[Excerpted passage]:
Start of Block
The key to this negative energy is the fact that empty space (the vacuum) is filled with tiny fluctuations of all kinds of matter and fields that exist in the Universe. It is impossible to make these fluctuations go away. They are a consequence of the quantum mechanical uncertainty principle: if, at one moment of time, there are no fluctuations at all of (for example) the electromagnetic field, then the rate of change of the fluctuations must be infinitely large and a moment later the fluctuations will be enormous. The product of the strength of the fluctuations and the magnitude of their rate of change is always bigger than a certain limit, given by the uncertainty principle. As a result, fluctuations are always present. We call them vacuum fluctuations because they are a property of the vacuum, i.e. of otherwise empty space.

The Casimir Vacuum: When two electrically conducting plates are placed very close together, the vacuum fluctuational electric field parallel to the plates is strongly suppressed while that perpendicular to the plates is little affected. The suppression reduces the fluctuational energy between the plates below what it would be in plate-free empty space, so the vacuum between the plates (the Casimir vacuum) acquires negative gravitating energy. It has loaned some fluctuational energy to the electric fields inside the plates. The plates have catalysed this lending.

Wormhole held open by Casimir Vacuum: Two concentric spherical conducting plates are placed at the throat of a wormhole, with a tiny separation. (One dimension is suppressed here, so our Universe is a 2-dimensional sheet and the plates look like circles rather than spheres.) If the plates' energies (including their mass's energy E=mc2) are small enough, then the repulsive gravity due to the Casimir vacuum between the plates can hold the wormhole open.

The laws of quantum physics say that vacuum fluctuations produce no gravity — or perhaps only an exceedingly tiny amount of gravity: the gravity that is accelerating the expansion of the Universe. In other words vacuum fluctuations may be responsible for the so-called cosmological dark energy. But that dark energy is so tiny (10-121 in dimensionless numbers) that it is irrelevant for my discussion of time machines; so I shall say that the quantum fluctuations produce no gravity at all.
End of Block
[Apply what you read]:
1 - List every parenthetical remark enclosed in round brackets in the first two paragraphs of the passage on vacuum fluctuations.
2 - According to the passage on vacuum fluctuations, which component of the fluctuational electric field is strongly suppressed when two conducting plates are placed very close together?

[Supplied records]:
Start of Block
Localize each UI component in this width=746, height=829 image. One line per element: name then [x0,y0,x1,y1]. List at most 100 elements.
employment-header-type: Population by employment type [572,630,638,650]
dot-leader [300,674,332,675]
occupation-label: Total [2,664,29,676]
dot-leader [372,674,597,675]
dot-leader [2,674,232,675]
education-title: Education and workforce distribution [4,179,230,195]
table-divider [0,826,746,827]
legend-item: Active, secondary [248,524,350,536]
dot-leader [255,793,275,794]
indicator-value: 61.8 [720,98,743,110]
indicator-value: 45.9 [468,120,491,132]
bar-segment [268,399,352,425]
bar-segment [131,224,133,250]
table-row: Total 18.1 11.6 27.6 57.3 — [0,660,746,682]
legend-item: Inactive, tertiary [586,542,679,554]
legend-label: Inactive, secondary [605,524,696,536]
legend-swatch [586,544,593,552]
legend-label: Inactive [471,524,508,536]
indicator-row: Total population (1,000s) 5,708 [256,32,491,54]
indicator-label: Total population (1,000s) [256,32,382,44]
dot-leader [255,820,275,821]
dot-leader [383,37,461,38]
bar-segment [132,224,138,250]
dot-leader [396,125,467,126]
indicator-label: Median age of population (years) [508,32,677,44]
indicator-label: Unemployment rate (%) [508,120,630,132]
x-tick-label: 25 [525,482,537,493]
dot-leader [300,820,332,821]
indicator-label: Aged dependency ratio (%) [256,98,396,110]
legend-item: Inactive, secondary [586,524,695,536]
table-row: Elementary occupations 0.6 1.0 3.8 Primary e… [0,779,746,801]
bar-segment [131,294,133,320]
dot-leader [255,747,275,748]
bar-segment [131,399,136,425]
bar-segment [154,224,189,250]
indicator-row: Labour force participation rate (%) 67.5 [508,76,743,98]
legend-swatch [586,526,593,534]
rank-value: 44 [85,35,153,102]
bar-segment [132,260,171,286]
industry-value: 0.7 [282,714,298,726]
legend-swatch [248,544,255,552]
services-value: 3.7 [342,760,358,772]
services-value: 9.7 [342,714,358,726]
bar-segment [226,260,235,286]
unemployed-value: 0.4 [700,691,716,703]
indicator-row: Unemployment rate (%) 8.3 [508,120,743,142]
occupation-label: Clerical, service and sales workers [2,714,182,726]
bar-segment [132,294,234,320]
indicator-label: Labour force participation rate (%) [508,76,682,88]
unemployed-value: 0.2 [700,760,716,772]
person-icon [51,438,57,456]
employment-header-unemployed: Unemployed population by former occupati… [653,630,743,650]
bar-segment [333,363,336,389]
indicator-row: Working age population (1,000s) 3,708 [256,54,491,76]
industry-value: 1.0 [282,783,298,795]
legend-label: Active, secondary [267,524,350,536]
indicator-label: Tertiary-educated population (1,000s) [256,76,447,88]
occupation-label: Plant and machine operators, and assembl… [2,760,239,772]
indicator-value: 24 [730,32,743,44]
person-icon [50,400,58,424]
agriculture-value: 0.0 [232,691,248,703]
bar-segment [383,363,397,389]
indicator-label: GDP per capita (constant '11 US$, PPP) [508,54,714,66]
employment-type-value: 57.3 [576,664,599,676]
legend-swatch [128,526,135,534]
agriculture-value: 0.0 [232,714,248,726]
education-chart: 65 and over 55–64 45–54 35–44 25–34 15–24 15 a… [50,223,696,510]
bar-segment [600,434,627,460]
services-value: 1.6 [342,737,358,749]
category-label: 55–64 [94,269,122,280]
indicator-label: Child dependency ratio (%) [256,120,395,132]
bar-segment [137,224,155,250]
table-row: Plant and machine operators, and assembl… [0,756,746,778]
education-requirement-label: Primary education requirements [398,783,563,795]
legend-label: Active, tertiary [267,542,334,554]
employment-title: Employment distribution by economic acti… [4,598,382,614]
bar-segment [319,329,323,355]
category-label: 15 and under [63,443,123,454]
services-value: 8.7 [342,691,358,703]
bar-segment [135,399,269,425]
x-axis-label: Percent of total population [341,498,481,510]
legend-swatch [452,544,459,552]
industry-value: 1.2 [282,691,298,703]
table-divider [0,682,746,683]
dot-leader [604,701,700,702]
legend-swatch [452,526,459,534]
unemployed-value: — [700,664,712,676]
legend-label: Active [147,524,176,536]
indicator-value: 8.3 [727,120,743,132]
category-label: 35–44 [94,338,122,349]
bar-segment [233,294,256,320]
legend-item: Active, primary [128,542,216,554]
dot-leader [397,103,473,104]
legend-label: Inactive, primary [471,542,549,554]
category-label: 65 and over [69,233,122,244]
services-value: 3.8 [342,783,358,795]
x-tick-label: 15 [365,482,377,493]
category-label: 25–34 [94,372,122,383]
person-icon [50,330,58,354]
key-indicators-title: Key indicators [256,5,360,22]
End of Block
[Results]:
1 -
the vacuum
for example
the Casimir vacuum

2 - The component parallel to the plates.